What the task requires =
Copy out every line of the data exactly.
>> Begin Data excerpts
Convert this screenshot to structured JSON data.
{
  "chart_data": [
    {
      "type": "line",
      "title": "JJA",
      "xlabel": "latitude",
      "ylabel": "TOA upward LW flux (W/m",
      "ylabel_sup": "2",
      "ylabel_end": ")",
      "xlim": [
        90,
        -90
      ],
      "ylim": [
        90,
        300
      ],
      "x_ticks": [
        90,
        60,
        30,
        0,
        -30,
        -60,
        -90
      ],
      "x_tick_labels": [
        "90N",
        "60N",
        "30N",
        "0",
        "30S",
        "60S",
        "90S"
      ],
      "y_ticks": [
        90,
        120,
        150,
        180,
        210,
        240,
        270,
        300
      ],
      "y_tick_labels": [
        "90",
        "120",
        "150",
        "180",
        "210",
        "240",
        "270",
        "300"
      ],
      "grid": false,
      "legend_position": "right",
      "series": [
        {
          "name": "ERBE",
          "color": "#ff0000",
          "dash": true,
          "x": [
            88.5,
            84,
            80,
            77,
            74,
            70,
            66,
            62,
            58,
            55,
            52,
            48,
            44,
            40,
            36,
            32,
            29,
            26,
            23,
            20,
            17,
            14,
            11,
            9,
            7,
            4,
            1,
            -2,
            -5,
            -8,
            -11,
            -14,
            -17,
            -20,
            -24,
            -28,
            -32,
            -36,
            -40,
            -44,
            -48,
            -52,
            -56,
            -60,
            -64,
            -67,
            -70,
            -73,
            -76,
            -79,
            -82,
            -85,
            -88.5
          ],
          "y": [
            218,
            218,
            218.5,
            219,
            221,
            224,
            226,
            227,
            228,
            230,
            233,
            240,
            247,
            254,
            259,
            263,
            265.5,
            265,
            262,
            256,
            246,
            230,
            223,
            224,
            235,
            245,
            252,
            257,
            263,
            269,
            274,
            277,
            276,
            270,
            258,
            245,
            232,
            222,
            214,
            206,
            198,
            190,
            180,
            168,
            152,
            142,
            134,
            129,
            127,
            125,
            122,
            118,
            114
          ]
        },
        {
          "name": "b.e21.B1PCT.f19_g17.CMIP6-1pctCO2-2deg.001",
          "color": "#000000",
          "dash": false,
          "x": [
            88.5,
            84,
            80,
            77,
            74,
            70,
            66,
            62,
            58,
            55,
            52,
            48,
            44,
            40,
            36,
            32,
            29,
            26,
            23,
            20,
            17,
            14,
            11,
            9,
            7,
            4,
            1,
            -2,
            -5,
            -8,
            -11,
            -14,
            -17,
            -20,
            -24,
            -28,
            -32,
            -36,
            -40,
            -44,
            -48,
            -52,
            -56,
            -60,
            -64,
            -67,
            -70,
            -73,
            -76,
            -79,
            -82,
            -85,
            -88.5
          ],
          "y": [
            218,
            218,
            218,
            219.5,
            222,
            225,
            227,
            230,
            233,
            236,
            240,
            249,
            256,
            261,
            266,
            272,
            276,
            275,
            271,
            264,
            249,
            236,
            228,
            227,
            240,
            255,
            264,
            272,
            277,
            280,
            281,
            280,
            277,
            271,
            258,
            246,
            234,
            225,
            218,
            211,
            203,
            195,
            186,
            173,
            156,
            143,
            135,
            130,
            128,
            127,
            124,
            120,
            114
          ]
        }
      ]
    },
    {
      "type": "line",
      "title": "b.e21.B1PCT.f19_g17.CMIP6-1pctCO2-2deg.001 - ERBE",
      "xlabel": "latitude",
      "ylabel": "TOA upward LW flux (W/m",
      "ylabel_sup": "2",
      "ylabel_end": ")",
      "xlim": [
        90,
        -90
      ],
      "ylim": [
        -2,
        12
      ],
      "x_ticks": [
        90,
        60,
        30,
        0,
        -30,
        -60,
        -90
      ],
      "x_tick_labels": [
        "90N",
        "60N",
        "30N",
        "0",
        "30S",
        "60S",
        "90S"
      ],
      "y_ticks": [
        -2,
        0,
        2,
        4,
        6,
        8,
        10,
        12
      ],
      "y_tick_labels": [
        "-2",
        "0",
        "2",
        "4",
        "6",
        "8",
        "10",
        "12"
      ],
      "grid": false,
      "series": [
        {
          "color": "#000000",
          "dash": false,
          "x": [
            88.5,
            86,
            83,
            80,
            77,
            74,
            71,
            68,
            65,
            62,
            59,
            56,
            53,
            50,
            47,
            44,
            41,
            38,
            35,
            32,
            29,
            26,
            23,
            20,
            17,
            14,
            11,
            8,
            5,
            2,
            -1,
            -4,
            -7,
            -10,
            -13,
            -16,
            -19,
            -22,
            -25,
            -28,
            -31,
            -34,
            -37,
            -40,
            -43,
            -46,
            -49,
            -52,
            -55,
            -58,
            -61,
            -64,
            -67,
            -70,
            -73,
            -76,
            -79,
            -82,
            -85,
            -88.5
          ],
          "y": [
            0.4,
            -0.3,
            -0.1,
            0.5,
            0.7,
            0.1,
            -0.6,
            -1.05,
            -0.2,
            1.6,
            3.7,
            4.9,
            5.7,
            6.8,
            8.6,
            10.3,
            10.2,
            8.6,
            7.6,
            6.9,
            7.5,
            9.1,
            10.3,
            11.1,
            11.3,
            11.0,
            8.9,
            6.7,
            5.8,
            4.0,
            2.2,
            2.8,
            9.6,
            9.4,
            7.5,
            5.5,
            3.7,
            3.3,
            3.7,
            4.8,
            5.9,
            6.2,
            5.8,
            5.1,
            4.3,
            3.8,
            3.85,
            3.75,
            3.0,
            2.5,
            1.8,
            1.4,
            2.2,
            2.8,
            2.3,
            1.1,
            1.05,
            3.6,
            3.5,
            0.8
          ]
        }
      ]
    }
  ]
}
>> End Data excerpts
Full answer =
Convert this screenshot to structured JSON data.
{
  "chart_data": [
    {
      "type": "line",
      "title": "JJA",
      "xlabel": "latitude",
      "ylabel": "TOA upward LW flux (W/m",
      "ylabel_sup": "2",
      "ylabel_end": ")",
      "xlim": [
        90,
        -90
      ],
      "ylim": [
        90,
        300
      ],
      "x_ticks": [
        90,
        60,
        30,
        0,
        -30,
        -60,
        -90
      ],
      "x_tick_labels": [
        "90N",
        "60N",
        "30N",
        "0",
        "30S",
        "60S",
        "90S"
      ],
      "y_ticks": [
        90,
        120,
        150,
        180,
        210,
        240,
        270,
        300
      ],
      "y_tick_labels": [
        "90",
        "120",
        "150",
        "180",
        "210",
        "240",
        "270",
        "300"
      ],
      "grid": false,
      "legend_position": "right",
      "series": [
        {
          "name": "ERBE",
          "color": "#ff0000",
          "dash": true,
          "x": [
            88.5,
            84,
            80,
            77,
            74,
            70,
            66,
            62,
            58,
            55,
            52,
            48,
            44,
            40,
            36,
            32,
            29,
            26,
            23,
            20,
            17,
            14,
            11,
            9,
            7,
            4,
            1,
            -2,
            -5,
            -8,
            -11,
            -14,
            -17,
            -20,
            -24,
            -28,
            -32,
            -36,
            -40,
            -44,
            -48,
            -52,
            -56,
            -60,
            -64,
            -67,
            -70,
            -73,
            -76,
            -79,
            -82,
            -85,
            -88.5
          ],
          "y": [
            218,
            218,
            218.5,
            219,
            221,
            224,
            226,
            227,
            228,
            230,
            233,
            240,
            247,
            254,
            259,
            263,
            265.5,
            265,
            262,
            256,
            246,
            230,
            223,
            224,
            235,
            245,
            252,
            257,
            263,
            269,
            274,
            277,
            276,
            270,
            258,
            245,
            232,
            222,
            214,
            206,
            198,
            190,
            180,
            168,
            152,
            142,
            134,
            129,
            127,
            125,
            122,
            118,
            114
          ]
        },
        {
          "name": "b.e21.B1PCT.f19_g17.CMIP6-1pctCO2-2deg.001",
          "color": "#000000",
          "dash": false,
          "x": [
            88.5,
            84,
            80,
            77,
            74,
            70,
            66,
            62,
            58,
            55,
            52,
            48,
            44,
            40,
            36,
            32,
            29,
            26,
            23,
            20,
            17,
            14,
            11,
            9,
            7,
            4,
            1,
            -2,
            -5,
            -8,
            -11,
            -14,
            -17,
            -20,
            -24,
            -28,
            -32,
            -36,
            -40,
            -44,
            -48,
            -52,
            -56,
            -60,
            -64,
            -67,
            -70,
            -73,
            -76,
            -79,
            -82,
            -85,
            -88.5
          ],
          "y": [
            218,
            218,
            218,
            219.5,
            222,
            225,
            227,
            230,
            233,
            236,
            240,
            249,
            256,
            261,
            266,
            272,
            276,
            275,
            271,
            264,
            249,
            236,
            228,
            227,
            240,
            255,
            264,
            272,
            277,
            280,
            281,
            280,
            277,
            271,
            258,
            246,
            234,
            225,
            218,
            211,
            203,
            195,
            186,
            173,
            156,
            143,
            135,
            130,
            128,
            127,
            124,
            120,
            114
          ]
        }
      ]
    },
    {
      "type": "line",
      "title": "b.e21.B1PCT.f19_g17.CMIP6-1pctCO2-2deg.001 - ERBE",
      "xlabel": "latitude",
      "ylabel": "TOA upward LW flux (W/m",
      "ylabel_sup": "2",
      "ylabel_end": ")",
      "xlim": [
        90,
        -90
      ],
      "ylim": [
        -2,
        12
      ],
      "x_ticks": [
        90,
        60,
        30,
        0,
        -30,
        -60,
        -90
      ],
      "x_tick_labels": [
        "90N",
        "60N",
        "30N",
        "0",
        "30S",
        "60S",
        "90S"
      ],
      "y_ticks": [
        -2,
        0,
        2,
        4,
        6,
        8,
        10,
        12
      ],
      "y_tick_labels": [
        "-2",
        "0",
        "2",
        "4",
        "6",
        "8",
        "10",
        "12"
      ],
      "grid": false,
      "series": [
        {
          "color": "#000000",
          "dash": false,
          "x": [
            88.5,
            86,
            83,
            80,
            77,
            74,
            71,
            68,
            65,
            62,
            59,
            56,
            53,
            50,
            47,
            44,
            41,
            38,
            35,
            32,
            29,
            26,
            23,
            20,
            17,
            14,
            11,
            8,
            5,
            2,
            -1,
            -4,
            -7,
            -10,
            -13,
            -16,
            -19,
            -22,
            -25,
            -28,
            -31,
            -34,
            -37,
            -40,
            -43,
            -46,
            -49,
            -52,
            -55,
            -58,
            -61,
            -64,
            -67,
            -70,
            -73,
            -76,
            -79,
            -82,
            -85,
            -88.5
          ],
          "y": [
            0.4,
            -0.3,
            -0.1,
            0.5,
            0.7,
            0.1,
            -0.6,
            -1.05,
            -0.2,
            1.6,
            3.7,
            4.9,
            5.7,
            6.8,
            8.6,
            10.3,
            10.2,
            8.6,
            7.6,
            6.9,
            7.5,
            9.1,
            10.3,
            11.1,
            11.3,
            11.0,
            8.9,
            6.7,
            5.8,
            4.0,
            2.2,
            2.8,
            9.6,
            9.4,
            7.5,
            5.5,
            3.7,
            3.3,
            3.7,
            4.8,
            5.9,
            6.2,
            5.8,
            5.1,
            4.3,
            3.8,
            3.85,
            3.75,
            3.0,
            2.5,
            1.8,
            1.4,
            2.2,
            2.8,
            2.3,
            1.1,
            1.05,
            3.6,
            3.5,
            0.8
          ]
        }
      ]
    }
  ]
}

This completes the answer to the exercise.